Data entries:
— BEGIN —
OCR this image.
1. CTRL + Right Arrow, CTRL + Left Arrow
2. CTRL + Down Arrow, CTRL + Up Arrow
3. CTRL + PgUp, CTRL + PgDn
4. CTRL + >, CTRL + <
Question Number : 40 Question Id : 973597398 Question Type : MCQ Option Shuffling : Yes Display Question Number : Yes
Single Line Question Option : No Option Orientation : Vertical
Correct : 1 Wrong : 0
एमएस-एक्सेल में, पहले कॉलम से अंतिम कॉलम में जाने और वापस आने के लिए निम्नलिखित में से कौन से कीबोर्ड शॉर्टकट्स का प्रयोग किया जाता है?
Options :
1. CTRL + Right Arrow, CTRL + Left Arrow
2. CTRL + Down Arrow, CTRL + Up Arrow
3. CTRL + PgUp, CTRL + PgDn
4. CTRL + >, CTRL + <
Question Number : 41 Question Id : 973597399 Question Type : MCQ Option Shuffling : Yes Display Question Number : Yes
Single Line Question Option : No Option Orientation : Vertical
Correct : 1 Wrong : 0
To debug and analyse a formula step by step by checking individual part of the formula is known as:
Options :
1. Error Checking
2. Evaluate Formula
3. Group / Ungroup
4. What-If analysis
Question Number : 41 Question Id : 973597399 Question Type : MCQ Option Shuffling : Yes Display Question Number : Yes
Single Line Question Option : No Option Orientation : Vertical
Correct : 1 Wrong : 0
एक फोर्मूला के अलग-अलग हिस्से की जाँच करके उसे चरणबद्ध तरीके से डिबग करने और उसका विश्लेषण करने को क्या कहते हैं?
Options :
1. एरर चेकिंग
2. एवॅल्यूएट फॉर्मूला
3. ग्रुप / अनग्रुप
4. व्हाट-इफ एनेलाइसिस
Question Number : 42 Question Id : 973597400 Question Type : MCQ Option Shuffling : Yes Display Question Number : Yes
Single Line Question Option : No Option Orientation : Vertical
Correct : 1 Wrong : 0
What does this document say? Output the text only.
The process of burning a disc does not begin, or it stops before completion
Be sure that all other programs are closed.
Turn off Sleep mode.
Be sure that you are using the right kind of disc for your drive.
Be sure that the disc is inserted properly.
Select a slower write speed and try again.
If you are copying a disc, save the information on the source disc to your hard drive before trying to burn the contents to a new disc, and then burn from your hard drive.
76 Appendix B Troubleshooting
— END —
Return the line that contains "What does this" and all lines after it, verbatim, and nothing else.

What does this document say? Output the text only.
The process of burning a disc does not begin, or it stops before completion
Be sure that all other programs are closed.
Turn off Sleep mode.
Be sure that you are using the right kind of disc for your drive.
Be sure that the disc is inserted properly.
Select a slower write speed and try again.
If you are copying a disc, save the information on the source disc to your hard drive before trying to burn the contents to a new disc, and then burn from your hard drive.
76 Appendix B Troubleshooting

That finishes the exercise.